** TESTO RIPORTATO **
+ + + + +
Diversi e articolati anche gli elementi che compongono la retribuzione. Questa parte è formata da alcuni elementi fissi, come ad esempio la paga base (cioè la paga minima stabilita nei contratti collettivi nazionali di lavoro), gli scatti di anzianità (gli aumenti che vengono corrisposti man mano che gli anni di lavoro passano), le indennità varie previste dai contratti collettivi e l’eventuale Edr (Elemento distinto della retribuzione) che corrisponde a una somma mensile di 10,33 euro per tredici mensilità, fissa per tutti i lavoratori del settore privato senza distinzione di qualifica o di contratto collettivo applicato.
Nella parte centrale del prospetto paga ci sono, invece, gli elementi variabili: le ore ordinarie, le straordinarie, i premi, le indennità, la trasferta e anche la cosiddetta retribuzione indiretta, vale a dire giorni di ferie goduti, permessi, festività, malattia, infortunio oppure maternità. E, in base a particolari periodi, possono essere indicate anche la tredicesima o la quattordicesima mensilità, gli anticipi sul Trattamento di fine rapporto e i premi di produttività.
+ + + + +
** DATI FORNITI **
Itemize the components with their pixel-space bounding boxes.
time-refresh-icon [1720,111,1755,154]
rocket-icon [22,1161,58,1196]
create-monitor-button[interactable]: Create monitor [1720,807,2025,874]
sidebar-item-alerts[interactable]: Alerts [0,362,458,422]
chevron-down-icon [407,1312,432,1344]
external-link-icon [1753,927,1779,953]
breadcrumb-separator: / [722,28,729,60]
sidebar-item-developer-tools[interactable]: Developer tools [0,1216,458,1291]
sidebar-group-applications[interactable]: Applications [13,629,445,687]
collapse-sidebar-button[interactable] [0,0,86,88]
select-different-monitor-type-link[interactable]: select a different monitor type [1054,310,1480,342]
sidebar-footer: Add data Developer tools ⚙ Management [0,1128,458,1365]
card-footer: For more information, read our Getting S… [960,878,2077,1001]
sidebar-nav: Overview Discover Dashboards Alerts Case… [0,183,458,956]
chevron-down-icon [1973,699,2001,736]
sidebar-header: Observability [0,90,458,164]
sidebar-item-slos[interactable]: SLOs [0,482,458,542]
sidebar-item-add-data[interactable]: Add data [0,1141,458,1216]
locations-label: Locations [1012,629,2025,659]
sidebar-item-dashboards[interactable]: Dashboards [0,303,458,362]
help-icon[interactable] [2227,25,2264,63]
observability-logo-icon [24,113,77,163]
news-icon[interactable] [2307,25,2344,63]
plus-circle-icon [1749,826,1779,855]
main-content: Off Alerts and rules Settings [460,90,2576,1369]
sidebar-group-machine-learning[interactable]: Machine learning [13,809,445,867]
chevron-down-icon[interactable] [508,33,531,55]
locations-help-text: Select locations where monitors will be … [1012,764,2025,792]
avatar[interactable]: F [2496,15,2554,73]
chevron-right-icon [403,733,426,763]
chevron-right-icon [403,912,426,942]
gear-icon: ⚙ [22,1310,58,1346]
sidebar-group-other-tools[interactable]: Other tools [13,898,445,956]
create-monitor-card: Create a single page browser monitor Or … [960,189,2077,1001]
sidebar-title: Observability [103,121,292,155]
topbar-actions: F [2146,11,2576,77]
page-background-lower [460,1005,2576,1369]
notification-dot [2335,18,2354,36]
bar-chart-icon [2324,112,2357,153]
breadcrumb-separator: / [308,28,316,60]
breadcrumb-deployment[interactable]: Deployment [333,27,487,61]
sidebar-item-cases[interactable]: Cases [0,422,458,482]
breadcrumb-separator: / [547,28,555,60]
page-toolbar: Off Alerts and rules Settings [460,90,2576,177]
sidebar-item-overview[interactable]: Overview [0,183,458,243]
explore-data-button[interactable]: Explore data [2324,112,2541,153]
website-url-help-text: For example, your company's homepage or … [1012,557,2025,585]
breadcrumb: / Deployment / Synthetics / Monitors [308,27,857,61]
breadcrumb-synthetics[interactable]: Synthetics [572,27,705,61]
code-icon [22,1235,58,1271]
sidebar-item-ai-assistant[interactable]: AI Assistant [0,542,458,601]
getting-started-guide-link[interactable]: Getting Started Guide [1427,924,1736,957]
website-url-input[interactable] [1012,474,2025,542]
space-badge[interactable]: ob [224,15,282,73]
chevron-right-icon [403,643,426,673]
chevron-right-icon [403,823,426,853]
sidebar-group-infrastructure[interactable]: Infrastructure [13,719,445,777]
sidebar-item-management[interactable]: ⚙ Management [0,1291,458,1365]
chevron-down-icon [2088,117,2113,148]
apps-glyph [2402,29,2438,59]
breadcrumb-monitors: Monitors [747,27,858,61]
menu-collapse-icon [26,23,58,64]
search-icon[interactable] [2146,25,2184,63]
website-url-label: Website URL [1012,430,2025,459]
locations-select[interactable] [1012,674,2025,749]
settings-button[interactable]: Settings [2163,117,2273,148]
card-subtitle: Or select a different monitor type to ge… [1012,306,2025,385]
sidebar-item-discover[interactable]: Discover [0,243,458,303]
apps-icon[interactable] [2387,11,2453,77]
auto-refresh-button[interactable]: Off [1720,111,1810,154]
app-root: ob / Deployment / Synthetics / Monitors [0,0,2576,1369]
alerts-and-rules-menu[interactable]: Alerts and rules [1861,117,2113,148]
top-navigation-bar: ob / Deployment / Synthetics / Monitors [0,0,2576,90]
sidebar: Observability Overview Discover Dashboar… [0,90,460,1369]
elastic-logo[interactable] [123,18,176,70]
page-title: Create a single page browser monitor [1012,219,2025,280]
+ + + + +
** ESERCIZIO 1 **
Ricopia dal testo sulla retribuzione il tratto da "Nella parte centrale" fino a "premi di produttività." incluso.
** ESERCIZIO 2 **
Fornisci il seguito del testo sulla retribuzione, partendo dopo la sua ultima frase.
Le voci non hanno alcun legame con il testo sulla retribuzione.

** SPAZIO RISPOSTA 1 **
Nella parte centrale del prospetto paga ci sono, invece, gli elementi variabili: le ore ordinarie, le straordinarie, i premi, le indennità, la trasferta e anche la cosiddetta retribuzione indiretta, vale a dire giorni di ferie goduti, permessi, festività, malattia, infortunio oppure maternità. E, in base a particolari periodi, possono essere indicate anche la tredicesima o la quattordicesima mensilità, gli anticipi sul Trattamento di fine rapporto e i premi di produttività.

** SPAZIO RISPOSTA 2 **
L’ultima parte della busta paga è dedicata alle trattenute fiscali dell’Irpef, visto che la Costituzione Italiana all’art. 53 sancisce che “tutti sono tenuti a concorrere alle spese pubbliche in ragione della loro capacità contributiva e che il sistema tributario è informato a criteri di progressività”. Le attuali aliquote sono: 23% per i redditi fino a 15mila euro, 27% da 15mila a 28mila, 38% da 28mila a 55mila, 41% da 55mila a 75mila e 43% per i redditi oltre 75mila euro. Ma dall’Irpef così calcolata, che è lorda, vengono tolte le detrazioni: da lavoro dipendente, per il coniuge e i figli minori a carico. Fermo restando che, per quanti ne hanno diritto, c’è anche l’applicazione dell’assegno familiare che cambia a seconda del reddito complessivo della famiglia, del numero e della tipologia dei componenti. Il sostegno, che di per sé non è certo elevato, diventa però sostanzioso per i nuclei che hanno redditi bassi o situazioni familiari disagiate per motivi legati allo stato di salute dei componenti. Entro ogni primo luglio vanno poi consegnate al datore di lavoro le richieste ed è compito dell’Inps pubblicare le tabelle nelle quali si trovano i limiti di reddito che servono per definire gli importi.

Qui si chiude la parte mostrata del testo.